• **EXERCISE TASK**
Write every line of the material out exactly as shown.

──────────────────────────────

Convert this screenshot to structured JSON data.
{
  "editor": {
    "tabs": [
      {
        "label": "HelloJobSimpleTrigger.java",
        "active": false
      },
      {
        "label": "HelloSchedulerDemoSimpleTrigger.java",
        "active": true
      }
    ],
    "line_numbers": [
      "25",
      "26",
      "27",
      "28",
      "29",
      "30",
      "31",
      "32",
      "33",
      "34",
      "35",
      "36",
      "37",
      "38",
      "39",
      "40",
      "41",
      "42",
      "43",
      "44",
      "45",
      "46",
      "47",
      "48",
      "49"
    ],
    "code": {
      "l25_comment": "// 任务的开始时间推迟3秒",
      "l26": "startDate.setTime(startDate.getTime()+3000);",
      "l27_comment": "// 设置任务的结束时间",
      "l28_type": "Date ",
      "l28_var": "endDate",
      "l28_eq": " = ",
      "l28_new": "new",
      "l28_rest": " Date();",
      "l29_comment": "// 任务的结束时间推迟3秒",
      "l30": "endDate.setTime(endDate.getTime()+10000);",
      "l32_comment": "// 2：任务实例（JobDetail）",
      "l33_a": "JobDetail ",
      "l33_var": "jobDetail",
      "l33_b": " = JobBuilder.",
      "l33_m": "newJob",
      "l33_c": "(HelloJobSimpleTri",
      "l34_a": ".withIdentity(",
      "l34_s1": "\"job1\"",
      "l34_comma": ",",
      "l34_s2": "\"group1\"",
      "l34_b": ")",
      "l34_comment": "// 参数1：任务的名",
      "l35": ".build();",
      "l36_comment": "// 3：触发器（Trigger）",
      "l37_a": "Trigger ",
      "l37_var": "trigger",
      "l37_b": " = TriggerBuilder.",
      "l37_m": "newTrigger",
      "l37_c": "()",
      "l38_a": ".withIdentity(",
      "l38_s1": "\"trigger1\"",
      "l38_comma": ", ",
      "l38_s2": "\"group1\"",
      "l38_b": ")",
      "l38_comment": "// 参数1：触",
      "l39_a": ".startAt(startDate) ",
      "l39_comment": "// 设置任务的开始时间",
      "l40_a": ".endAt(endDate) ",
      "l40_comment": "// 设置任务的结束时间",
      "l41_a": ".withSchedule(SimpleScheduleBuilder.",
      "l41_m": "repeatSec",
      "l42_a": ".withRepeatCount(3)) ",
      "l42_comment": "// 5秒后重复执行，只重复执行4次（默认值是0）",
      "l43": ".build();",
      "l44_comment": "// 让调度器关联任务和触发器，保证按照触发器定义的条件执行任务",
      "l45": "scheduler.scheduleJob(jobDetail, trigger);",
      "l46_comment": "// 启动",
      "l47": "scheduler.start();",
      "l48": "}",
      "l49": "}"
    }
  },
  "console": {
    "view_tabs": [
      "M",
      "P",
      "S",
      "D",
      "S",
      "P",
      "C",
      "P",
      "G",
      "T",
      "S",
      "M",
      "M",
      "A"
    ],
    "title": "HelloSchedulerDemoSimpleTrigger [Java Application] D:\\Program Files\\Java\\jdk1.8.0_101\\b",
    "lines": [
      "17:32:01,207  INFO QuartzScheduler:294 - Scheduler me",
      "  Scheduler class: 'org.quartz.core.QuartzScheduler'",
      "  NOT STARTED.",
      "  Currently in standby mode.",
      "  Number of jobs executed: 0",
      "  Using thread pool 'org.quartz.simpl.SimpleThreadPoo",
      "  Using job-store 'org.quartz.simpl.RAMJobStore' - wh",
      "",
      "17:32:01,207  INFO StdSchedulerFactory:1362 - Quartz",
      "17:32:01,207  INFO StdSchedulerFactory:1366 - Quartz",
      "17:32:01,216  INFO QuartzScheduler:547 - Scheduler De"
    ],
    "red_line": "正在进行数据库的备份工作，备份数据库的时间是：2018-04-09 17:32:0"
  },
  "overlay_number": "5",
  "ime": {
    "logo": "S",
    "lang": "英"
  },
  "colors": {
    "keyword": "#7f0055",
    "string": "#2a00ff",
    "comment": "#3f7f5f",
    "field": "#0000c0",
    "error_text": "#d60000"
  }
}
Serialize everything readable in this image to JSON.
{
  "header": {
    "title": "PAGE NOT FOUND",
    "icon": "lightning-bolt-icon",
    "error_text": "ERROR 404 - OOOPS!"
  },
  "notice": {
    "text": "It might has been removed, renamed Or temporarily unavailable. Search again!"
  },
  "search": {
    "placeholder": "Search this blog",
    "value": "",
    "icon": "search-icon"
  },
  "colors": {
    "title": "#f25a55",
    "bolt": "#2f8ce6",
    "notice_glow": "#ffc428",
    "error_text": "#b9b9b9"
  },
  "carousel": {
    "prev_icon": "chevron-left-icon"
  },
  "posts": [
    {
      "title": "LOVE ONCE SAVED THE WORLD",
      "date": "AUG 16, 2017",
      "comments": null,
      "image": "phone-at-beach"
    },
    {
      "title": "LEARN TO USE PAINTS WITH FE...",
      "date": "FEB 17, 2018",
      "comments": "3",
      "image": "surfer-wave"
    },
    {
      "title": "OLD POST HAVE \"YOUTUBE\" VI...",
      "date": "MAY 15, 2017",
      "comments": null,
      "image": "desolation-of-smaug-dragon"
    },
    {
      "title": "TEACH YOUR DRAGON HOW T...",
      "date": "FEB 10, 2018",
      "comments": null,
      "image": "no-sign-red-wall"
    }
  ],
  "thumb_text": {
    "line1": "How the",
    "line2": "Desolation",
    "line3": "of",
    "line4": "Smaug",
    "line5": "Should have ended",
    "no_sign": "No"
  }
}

──────────────────────────────

• **SOLUTION FOR THIS PROBLEM**
Convert this screenshot to structured JSON data.
{
  "editor": {
    "tabs": [
      {
        "label": "HelloJobSimpleTrigger.java",
        "active": false
      },
      {
        "label": "HelloSchedulerDemoSimpleTrigger.java",
        "active": true
      }
    ],
    "line_numbers": [
      "25",
      "26",
      "27",
      "28",
      "29",
      "30",
      "31",
      "32",
      "33",
      "34",
      "35",
      "36",
      "37",
      "38",
      "39",
      "40",
      "41",
      "42",
      "43",
      "44",
      "45",
      "46",
      "47",
      "48",
      "49"
    ],
    "code": {
      "l25_comment": "// 任务的开始时间推迟3秒",
      "l26": "startDate.setTime(startDate.getTime()+3000);",
      "l27_comment": "// 设置任务的结束时间",
      "l28_type": "Date ",
      "l28_var": "endDate",
      "l28_eq": " = ",
      "l28_new": "new",
      "l28_rest": " Date();",
      "l29_comment": "// 任务的结束时间推迟3秒",
      "l30": "endDate.setTime(endDate.getTime()+10000);",
      "l32_comment": "// 2：任务实例（JobDetail）",
      "l33_a": "JobDetail ",
      "l33_var": "jobDetail",
      "l33_b": " = JobBuilder.",
      "l33_m": "newJob",
      "l33_c": "(HelloJobSimpleTri",
      "l34_a": ".withIdentity(",
      "l34_s1": "\"job1\"",
      "l34_comma": ",",
      "l34_s2": "\"group1\"",
      "l34_b": ")",
      "l34_comment": "// 参数1：任务的名",
      "l35": ".build();",
      "l36_comment": "// 3：触发器（Trigger）",
      "l37_a": "Trigger ",
      "l37_var": "trigger",
      "l37_b": " = TriggerBuilder.",
      "l37_m": "newTrigger",
      "l37_c": "()",
      "l38_a": ".withIdentity(",
      "l38_s1": "\"trigger1\"",
      "l38_comma": ", ",
      "l38_s2": "\"group1\"",
      "l38_b": ")",
      "l38_comment": "// 参数1：触",
      "l39_a": ".startAt(startDate) ",
      "l39_comment": "// 设置任务的开始时间",
      "l40_a": ".endAt(endDate) ",
      "l40_comment": "// 设置任务的结束时间",
      "l41_a": ".withSchedule(SimpleScheduleBuilder.",
      "l41_m": "repeatSec",
      "l42_a": ".withRepeatCount(3)) ",
      "l42_comment": "// 5秒后重复执行，只重复执行4次（默认值是0）",
      "l43": ".build();",
      "l44_comment": "// 让调度器关联任务和触发器，保证按照触发器定义的条件执行任务",
      "l45": "scheduler.scheduleJob(jobDetail, trigger);",
      "l46_comment": "// 启动",
      "l47": "scheduler.start();",
      "l48": "}",
      "l49": "}"
    }
  },
  "console": {
    "view_tabs": [
      "M",
      "P",
      "S",
      "D",
      "S",
      "P",
      "C",
      "P",
      "G",
      "T",
      "S",
      "M",
      "M",
      "A"
    ],
    "title": "HelloSchedulerDemoSimpleTrigger [Java Application] D:\\Program Files\\Java\\jdk1.8.0_101\\b",
    "lines": [
      "17:32:01,207  INFO QuartzScheduler:294 - Scheduler me",
      "  Scheduler class: 'org.quartz.core.QuartzScheduler'",
      "  NOT STARTED.",
      "  Currently in standby mode.",
      "  Number of jobs executed: 0",
      "  Using thread pool 'org.quartz.simpl.SimpleThreadPoo",
      "  Using job-store 'org.quartz.simpl.RAMJobStore' - wh",
      "",
      "17:32:01,207  INFO StdSchedulerFactory:1362 - Quartz",
      "17:32:01,207  INFO StdSchedulerFactory:1366 - Quartz",
      "17:32:01,216  INFO QuartzScheduler:547 - Scheduler De"
    ],
    "red_line": "正在进行数据库的备份工作，备份数据库的时间是：2018-04-09 17:32:0"
  },
  "overlay_number": "5",
  "ime": {
    "logo": "S",
    "lang": "英"
  },
  "colors": {
    "keyword": "#7f0055",
    "string": "#2a00ff",
    "comment": "#3f7f5f",
    "field": "#0000c0",
    "error_text": "#d60000"
  }
}
Serialize everything readable in this image to JSON.
{
  "header": {
    "title": "PAGE NOT FOUND",
    "icon": "lightning-bolt-icon",
    "error_text": "ERROR 404 - OOOPS!"
  },
  "notice": {
    "text": "It might has been removed, renamed Or temporarily unavailable. Search again!"
  },
  "search": {
    "placeholder": "Search this blog",
    "value": "",
    "icon": "search-icon"
  },
  "colors": {
    "title": "#f25a55",
    "bolt": "#2f8ce6",
    "notice_glow": "#ffc428",
    "error_text": "#b9b9b9"
  },
  "carousel": {
    "prev_icon": "chevron-left-icon"
  },
  "posts": [
    {
      "title": "LOVE ONCE SAVED THE WORLD",
      "date": "AUG 16, 2017",
      "comments": null,
      "image": "phone-at-beach"
    },
    {
      "title": "LEARN TO USE PAINTS WITH FE...",
      "date": "FEB 17, 2018",
      "comments": "3",
      "image": "surfer-wave"
    },
    {
      "title": "OLD POST HAVE \"YOUTUBE\" VI...",
      "date": "MAY 15, 2017",
      "comments": null,
      "image": "desolation-of-smaug-dragon"
    },
    {
      "title": "TEACH YOUR DRAGON HOW T...",
      "date": "FEB 10, 2018",
      "comments": null,
      "image": "no-sign-red-wall"
    }
  ],
  "thumb_text": {
    "line1": "How the",
    "line2": "Desolation",
    "line3": "of",
    "line4": "Smaug",
    "line5": "Should have ended",
    "no_sign": "No"
  }
}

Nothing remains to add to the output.